Start of PROVIDED RECORDS

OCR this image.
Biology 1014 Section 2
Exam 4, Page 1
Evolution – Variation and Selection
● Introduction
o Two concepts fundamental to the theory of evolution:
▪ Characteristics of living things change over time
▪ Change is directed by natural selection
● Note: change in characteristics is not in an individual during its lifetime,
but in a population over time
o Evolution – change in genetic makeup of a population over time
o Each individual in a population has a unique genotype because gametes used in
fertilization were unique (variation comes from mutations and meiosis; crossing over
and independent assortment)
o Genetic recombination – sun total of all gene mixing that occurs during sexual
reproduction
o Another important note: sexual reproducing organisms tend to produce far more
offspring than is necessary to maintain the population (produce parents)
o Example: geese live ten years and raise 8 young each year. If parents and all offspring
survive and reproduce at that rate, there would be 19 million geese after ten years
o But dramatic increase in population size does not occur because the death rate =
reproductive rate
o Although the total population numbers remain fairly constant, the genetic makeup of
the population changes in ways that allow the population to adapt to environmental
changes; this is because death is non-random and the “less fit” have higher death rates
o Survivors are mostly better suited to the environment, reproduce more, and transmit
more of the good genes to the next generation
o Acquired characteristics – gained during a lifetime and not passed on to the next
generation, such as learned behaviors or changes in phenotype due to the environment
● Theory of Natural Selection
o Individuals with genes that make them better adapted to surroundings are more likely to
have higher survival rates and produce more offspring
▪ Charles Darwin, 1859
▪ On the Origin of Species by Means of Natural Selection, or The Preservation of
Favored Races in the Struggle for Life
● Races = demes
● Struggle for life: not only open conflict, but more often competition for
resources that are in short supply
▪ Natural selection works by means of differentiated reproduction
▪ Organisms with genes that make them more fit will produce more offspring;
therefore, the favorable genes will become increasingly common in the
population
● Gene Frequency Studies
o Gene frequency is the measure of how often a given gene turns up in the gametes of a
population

End of PROVIDED RECORDS

◆ PROBLEM REQUIREMENTS
Reproduce each line above without any alteration.

◆ RESULT FOR THIS TASK
OCR this image.
Biology 1014 Section 2
Exam 4, Page 1
Evolution – Variation and Selection
● Introduction
o Two concepts fundamental to the theory of evolution:
▪ Characteristics of living things change over time
▪ Change is directed by natural selection
● Note: change in characteristics is not in an individual during its lifetime,
but in a population over time
o Evolution – change in genetic makeup of a population over time
o Each individual in a population has a unique genotype because gametes used in
fertilization were unique (variation comes from mutations and meiosis; crossing over
and independent assortment)
o Genetic recombination – sun total of all gene mixing that occurs during sexual
reproduction
o Another important note: sexual reproducing organisms tend to produce far more
offspring than is necessary to maintain the population (produce parents)
o Example: geese live ten years and raise 8 young each year. If parents and all offspring
survive and reproduce at that rate, there would be 19 million geese after ten years
o But dramatic increase in population size does not occur because the death rate =
reproductive rate
o Although the total population numbers remain fairly constant, the genetic makeup of
the population changes in ways that allow the population to adapt to environmental
changes; this is because death is non-random and the “less fit” have higher death rates
o Survivors are mostly better suited to the environment, reproduce more, and transmit
more of the good genes to the next generation
o Acquired characteristics – gained during a lifetime and not passed on to the next
generation, such as learned behaviors or changes in phenotype due to the environment
● Theory of Natural Selection
o Individuals with genes that make them better adapted to surroundings are more likely to
have higher survival rates and produce more offspring
▪ Charles Darwin, 1859
▪ On the Origin of Species by Means of Natural Selection, or The Preservation of
Favored Races in the Struggle for Life
● Races = demes
● Struggle for life: not only open conflict, but more often competition for
resources that are in short supply
▪ Natural selection works by means of differentiated reproduction
▪ Organisms with genes that make them more fit will produce more offspring;
therefore, the favorable genes will become increasingly common in the
population
● Gene Frequency Studies
o Gene frequency is the measure of how often a given gene turns up in the gametes of a
population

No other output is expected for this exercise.